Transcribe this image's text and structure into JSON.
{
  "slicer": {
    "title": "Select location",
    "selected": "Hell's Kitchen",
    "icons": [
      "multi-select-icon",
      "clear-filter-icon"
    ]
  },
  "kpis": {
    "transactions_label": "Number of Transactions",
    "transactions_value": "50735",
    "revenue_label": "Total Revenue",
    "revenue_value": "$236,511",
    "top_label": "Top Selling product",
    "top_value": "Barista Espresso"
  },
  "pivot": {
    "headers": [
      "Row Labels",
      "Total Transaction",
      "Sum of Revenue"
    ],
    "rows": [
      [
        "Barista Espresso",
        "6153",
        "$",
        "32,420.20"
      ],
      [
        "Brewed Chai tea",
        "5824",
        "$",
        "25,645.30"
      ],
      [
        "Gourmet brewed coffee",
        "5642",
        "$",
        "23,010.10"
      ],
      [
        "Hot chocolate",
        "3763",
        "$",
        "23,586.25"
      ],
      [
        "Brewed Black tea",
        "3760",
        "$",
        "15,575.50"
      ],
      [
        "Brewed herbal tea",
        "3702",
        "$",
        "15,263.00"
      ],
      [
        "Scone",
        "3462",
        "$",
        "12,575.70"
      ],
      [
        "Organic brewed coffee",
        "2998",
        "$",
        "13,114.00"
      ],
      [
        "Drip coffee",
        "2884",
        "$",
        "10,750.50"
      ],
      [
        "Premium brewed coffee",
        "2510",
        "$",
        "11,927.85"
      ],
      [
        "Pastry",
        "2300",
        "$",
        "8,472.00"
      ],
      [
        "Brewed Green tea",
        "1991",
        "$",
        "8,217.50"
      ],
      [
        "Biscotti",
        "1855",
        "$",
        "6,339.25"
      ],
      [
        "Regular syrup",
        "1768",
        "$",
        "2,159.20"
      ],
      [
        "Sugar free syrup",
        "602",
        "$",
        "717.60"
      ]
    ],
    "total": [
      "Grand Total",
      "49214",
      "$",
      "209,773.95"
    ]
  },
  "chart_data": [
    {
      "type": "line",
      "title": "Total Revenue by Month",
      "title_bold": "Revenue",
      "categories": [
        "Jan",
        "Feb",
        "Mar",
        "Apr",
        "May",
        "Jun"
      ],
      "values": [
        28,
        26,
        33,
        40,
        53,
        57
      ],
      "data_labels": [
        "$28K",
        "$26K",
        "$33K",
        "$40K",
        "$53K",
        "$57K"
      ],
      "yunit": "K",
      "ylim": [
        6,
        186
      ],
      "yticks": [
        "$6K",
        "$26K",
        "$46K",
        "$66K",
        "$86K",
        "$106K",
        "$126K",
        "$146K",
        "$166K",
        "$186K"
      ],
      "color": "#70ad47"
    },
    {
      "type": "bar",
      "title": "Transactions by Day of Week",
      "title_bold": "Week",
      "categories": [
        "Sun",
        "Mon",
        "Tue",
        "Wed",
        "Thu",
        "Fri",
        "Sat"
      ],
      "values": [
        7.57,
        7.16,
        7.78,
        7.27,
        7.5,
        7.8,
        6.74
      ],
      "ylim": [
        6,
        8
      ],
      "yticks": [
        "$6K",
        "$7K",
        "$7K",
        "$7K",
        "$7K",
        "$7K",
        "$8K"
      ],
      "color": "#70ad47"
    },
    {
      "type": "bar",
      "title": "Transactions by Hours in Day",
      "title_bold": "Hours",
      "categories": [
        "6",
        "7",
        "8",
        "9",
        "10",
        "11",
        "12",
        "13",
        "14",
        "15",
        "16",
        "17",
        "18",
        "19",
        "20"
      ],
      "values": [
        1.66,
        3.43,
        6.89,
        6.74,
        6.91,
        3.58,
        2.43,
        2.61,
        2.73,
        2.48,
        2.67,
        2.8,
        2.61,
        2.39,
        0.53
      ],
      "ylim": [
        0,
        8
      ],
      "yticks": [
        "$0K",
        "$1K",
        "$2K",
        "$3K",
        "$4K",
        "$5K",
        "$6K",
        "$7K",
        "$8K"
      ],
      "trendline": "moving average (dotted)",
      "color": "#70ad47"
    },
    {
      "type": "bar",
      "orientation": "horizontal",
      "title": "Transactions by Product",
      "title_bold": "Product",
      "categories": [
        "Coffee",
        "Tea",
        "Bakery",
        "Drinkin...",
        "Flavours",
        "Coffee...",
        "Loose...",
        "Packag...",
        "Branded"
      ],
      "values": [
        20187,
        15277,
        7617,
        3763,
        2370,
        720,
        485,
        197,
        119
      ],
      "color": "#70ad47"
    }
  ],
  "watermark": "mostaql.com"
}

> [Written request]
Quote every entry exactly.

> [Reply]
Transcribe this image's text and structure into JSON.
{
  "slicer": {
    "title": "Select location",
    "selected": "Hell's Kitchen",
    "icons": [
      "multi-select-icon",
      "clear-filter-icon"
    ]
  },
  "kpis": {
    "transactions_label": "Number of Transactions",
    "transactions_value": "50735",
    "revenue_label": "Total Revenue",
    "revenue_value": "$236,511",
    "top_label": "Top Selling product",
    "top_value": "Barista Espresso"
  },
  "pivot": {
    "headers": [
      "Row Labels",
      "Total Transaction",
      "Sum of Revenue"
    ],
    "rows": [
      [
        "Barista Espresso",
        "6153",
        "$",
        "32,420.20"
      ],
      [
        "Brewed Chai tea",
        "5824",
        "$",
        "25,645.30"
      ],
      [
        "Gourmet brewed coffee",
        "5642",
        "$",
        "23,010.10"
      ],
      [
        "Hot chocolate",
        "3763",
        "$",
        "23,586.25"
      ],
      [
        "Brewed Black tea",
        "3760",
        "$",
        "15,575.50"
      ],
      [
        "Brewed herbal tea",
        "3702",
        "$",
        "15,263.00"
      ],
      [
        "Scone",
        "3462",
        "$",
        "12,575.70"
      ],
      [
        "Organic brewed coffee",
        "2998",
        "$",
        "13,114.00"
      ],
      [
        "Drip coffee",
        "2884",
        "$",
        "10,750.50"
      ],
      [
        "Premium brewed coffee",
        "2510",
        "$",
        "11,927.85"
      ],
      [
        "Pastry",
        "2300",
        "$",
        "8,472.00"
      ],
      [
        "Brewed Green tea",
        "1991",
        "$",
        "8,217.50"
      ],
      [
        "Biscotti",
        "1855",
        "$",
        "6,339.25"
      ],
      [
        "Regular syrup",
        "1768",
        "$",
        "2,159.20"
      ],
      [
        "Sugar free syrup",
        "602",
        "$",
        "717.60"
      ]
    ],
    "total": [
      "Grand Total",
      "49214",
      "$",
      "209,773.95"
    ]
  },
  "chart_data": [
    {
      "type": "line",
      "title": "Total Revenue by Month",
      "title_bold": "Revenue",
      "categories": [
        "Jan",
        "Feb",
        "Mar",
        "Apr",
        "May",
        "Jun"
      ],
      "values": [
        28,
        26,
        33,
        40,
        53,
        57
      ],
      "data_labels": [
        "$28K",
        "$26K",
        "$33K",
        "$40K",
        "$53K",
        "$57K"
      ],
      "yunit": "K",
      "ylim": [
        6,
        186
      ],
      "yticks": [
        "$6K",
        "$26K",
        "$46K",
        "$66K",
        "$86K",
        "$106K",
        "$126K",
        "$146K",
        "$166K",
        "$186K"
      ],
      "color": "#70ad47"
    },
    {
      "type": "bar",
      "title": "Transactions by Day of Week",
      "title_bold": "Week",
      "categories": [
        "Sun",
        "Mon",
        "Tue",
        "Wed",
        "Thu",
        "Fri",
        "Sat"
      ],
      "values": [
        7.57,
        7.16,
        7.78,
        7.27,
        7.5,
        7.8,
        6.74
      ],
      "ylim": [
        6,
        8
      ],
      "yticks": [
        "$6K",
        "$7K",
        "$7K",
        "$7K",
        "$7K",
        "$7K",
        "$8K"
      ],
      "color": "#70ad47"
    },
    {
      "type": "bar",
      "title": "Transactions by Hours in Day",
      "title_bold": "Hours",
      "categories": [
        "6",
        "7",
        "8",
        "9",
        "10",
        "11",
        "12",
        "13",
        "14",
        "15",
        "16",
        "17",
        "18",
        "19",
        "20"
      ],
      "values": [
        1.66,
        3.43,
        6.89,
        6.74,
        6.91,
        3.58,
        2.43,
        2.61,
        2.73,
        2.48,
        2.67,
        2.8,
        2.61,
        2.39,
        0.53
      ],
      "ylim": [
        0,
        8
      ],
      "yticks": [
        "$0K",
        "$1K",
        "$2K",
        "$3K",
        "$4K",
        "$5K",
        "$6K",
        "$7K",
        "$8K"
      ],
      "trendline": "moving average (dotted)",
      "color": "#70ad47"
    },
    {
      "type": "bar",
      "orientation": "horizontal",
      "title": "Transactions by Product",
      "title_bold": "Product",
      "categories": [
        "Coffee",
        "Tea",
        "Bakery",
        "Drinkin...",
        "Flavours",
        "Coffee...",
        "Loose...",
        "Packag...",
        "Branded"
      ],
      "values": [
        20187,
        15277,
        7617,
        3763,
        2370,
        720,
        485,
        197,
        119
      ],
      "color": "#70ad47"
    }
  ],
  "watermark": "mostaql.com"
}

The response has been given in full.